╭─ Record extracts

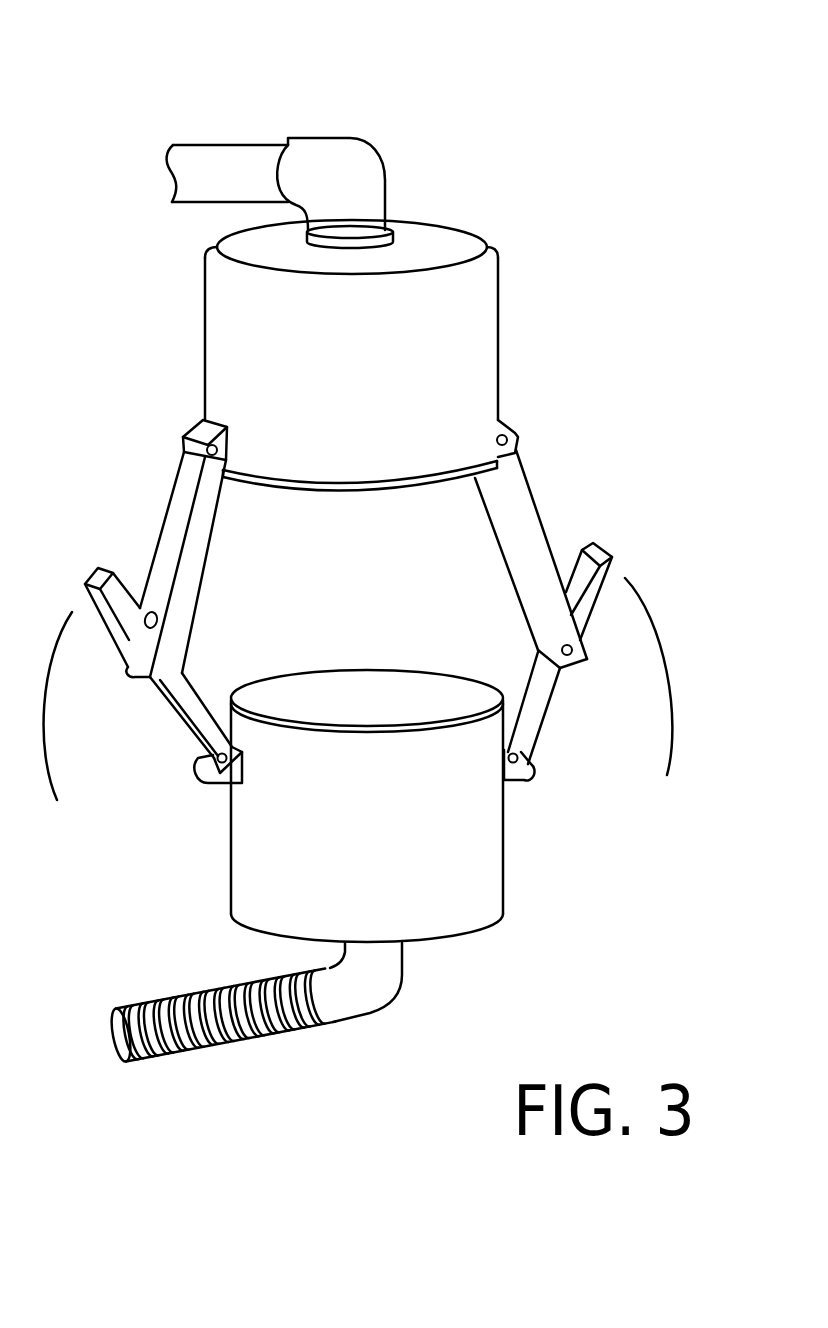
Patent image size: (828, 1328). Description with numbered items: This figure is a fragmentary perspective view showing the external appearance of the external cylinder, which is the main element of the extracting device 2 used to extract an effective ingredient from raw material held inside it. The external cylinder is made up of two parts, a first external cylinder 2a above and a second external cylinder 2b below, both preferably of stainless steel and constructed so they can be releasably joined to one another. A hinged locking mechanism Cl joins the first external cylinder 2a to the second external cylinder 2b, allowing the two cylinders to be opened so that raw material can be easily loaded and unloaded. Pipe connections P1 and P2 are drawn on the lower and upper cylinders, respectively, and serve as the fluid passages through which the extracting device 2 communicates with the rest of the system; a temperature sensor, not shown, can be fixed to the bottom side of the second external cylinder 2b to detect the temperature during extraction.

The extracting device 2 is at (608, 267).
The first external cylinder 2a is at (205, 308).
The second external cylinder 2b is at (504, 887).
The hinged locking mechanism Cl is at (528, 532).
The inlet pipe P1 is at (207, 1050).
The outlet pipe P2 is at (223, 143).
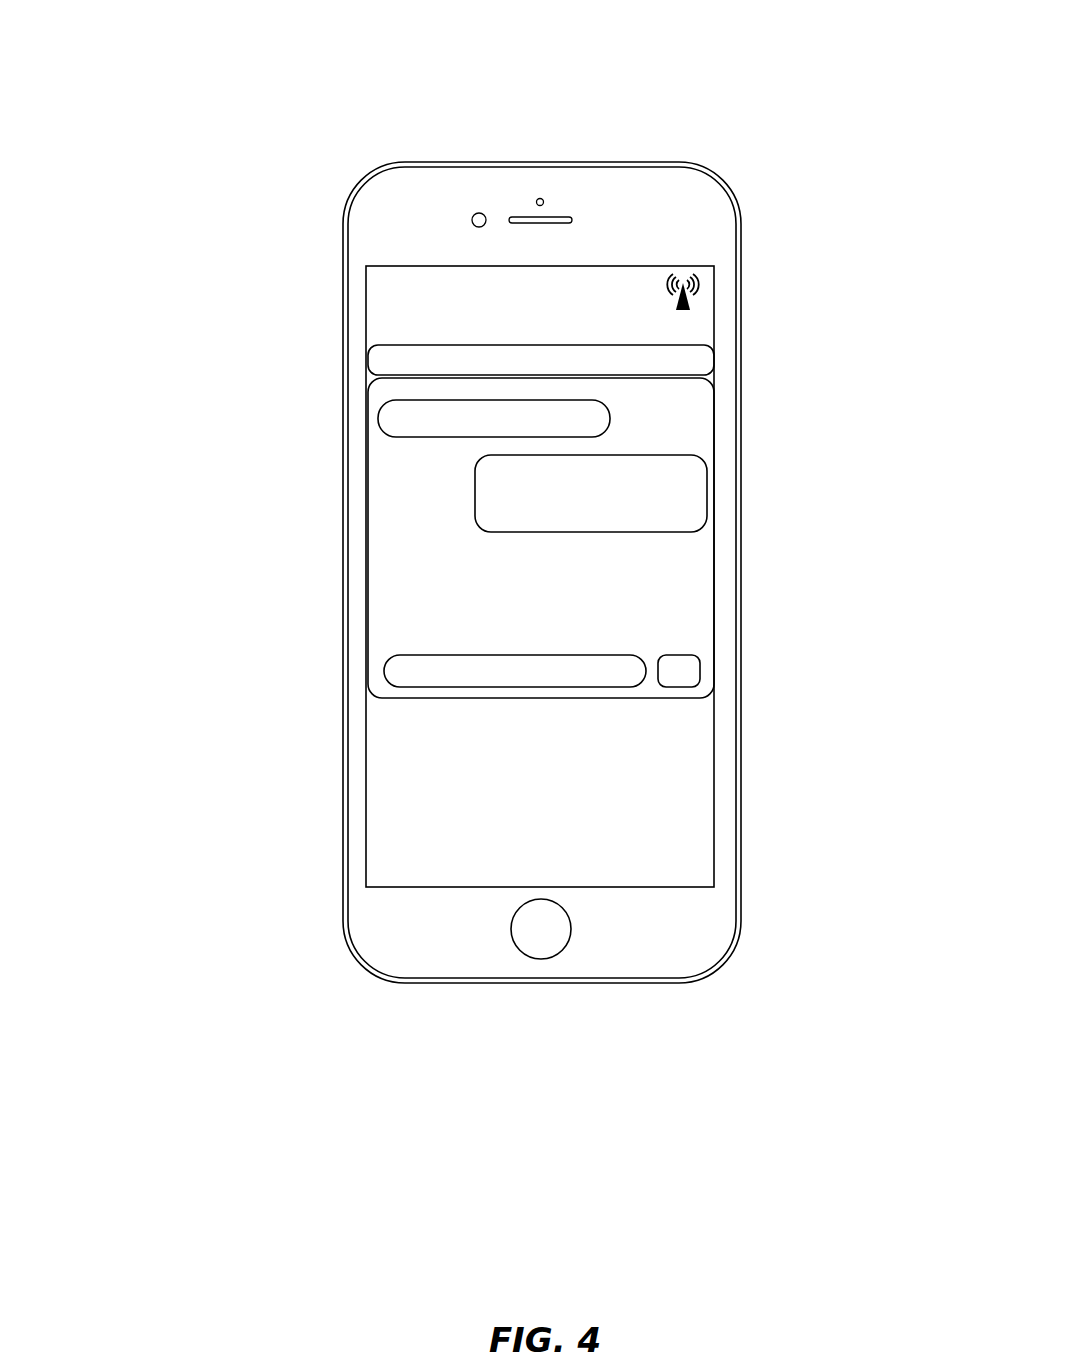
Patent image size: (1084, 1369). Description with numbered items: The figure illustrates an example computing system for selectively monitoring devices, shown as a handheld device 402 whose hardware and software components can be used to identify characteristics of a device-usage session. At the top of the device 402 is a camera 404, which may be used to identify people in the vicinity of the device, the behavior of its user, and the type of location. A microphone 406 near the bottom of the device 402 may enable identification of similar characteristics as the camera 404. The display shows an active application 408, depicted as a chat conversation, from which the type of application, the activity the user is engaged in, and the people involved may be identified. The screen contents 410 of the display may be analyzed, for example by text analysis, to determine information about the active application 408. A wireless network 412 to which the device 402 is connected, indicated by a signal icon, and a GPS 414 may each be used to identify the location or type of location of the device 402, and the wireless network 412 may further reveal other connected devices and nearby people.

The device 402 is at (178, 121).
The camera 404 is at (494, 196).
The microphone 406 is at (548, 1010).
The active application 408 is at (723, 522).
The screen contents 410 is at (404, 483).
The wireless network 412 is at (718, 298).
The GPS 414 is at (650, 212).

╰─

Task statement: Quote all of the lines above verbatim, leaving out the pictures.

Exercise response:
Patent image size: (828, 1328). Description with numbered items: This figure is a fragmentary perspective view showing the external appearance of the external cylinder, which is the main element of the extracting device 2 used to extract an effective ingredient from raw material held inside it. The external cylinder is made up of two parts, a first external cylinder 2a above and a second external cylinder 2b below, both preferably of stainless steel and constructed so they can be releasably joined to one another. A hinged locking mechanism Cl joins the first external cylinder 2a to the second external cylinder 2b, allowing the two cylinders to be opened so that raw material can be easily loaded and unloaded. Pipe connections P1 and P2 are drawn on the lower and upper cylinders, respectively, and serve as the fluid passages through which the extracting device 2 communicates with the rest of the system; a temperature sensor, not shown, can be fixed to the bottom side of the second external cylinder 2b to detect the temperature during extraction.

The extracting device 2 is at (608, 267).
The first external cylinder 2a is at (205, 308).
The second external cylinder 2b is at (504, 887).
The hinged locking mechanism Cl is at (528, 532).
The inlet pipe P1 is at (207, 1050).
The outlet pipe P2 is at (223, 143).
Patent image size: (1084, 1369). Description with numbered items: The figure illustrates an example computing system for selectively monitoring devices, shown as a handheld device 402 whose hardware and software components can be used to identify characteristics of a device-usage session. At the top of the device 402 is a camera 404, which may be used to identify people in the vicinity of the device, the behavior of its user, and the type of location. A microphone 406 near the bottom of the device 402 may enable identification of similar characteristics as the camera 404. The display shows an active application 408, depicted as a chat conversation, from which the type of application, the activity the user is engaged in, and the people involved may be identified. The screen contents 410 of the display may be analyzed, for example by text analysis, to determine information about the active application 408. A wireless network 412 to which the device 402 is connected, indicated by a signal icon, and a GPS 414 may each be used to identify the location or type of location of the device 402, and the wireless network 412 may further reveal other connected devices and nearby people.

The device 402 is at (178, 121).
The camera 404 is at (494, 196).
The microphone 406 is at (548, 1010).
The active application 408 is at (723, 522).
The screen contents 410 is at (404, 483).
The wireless network 412 is at (718, 298).
The GPS 414 is at (650, 212).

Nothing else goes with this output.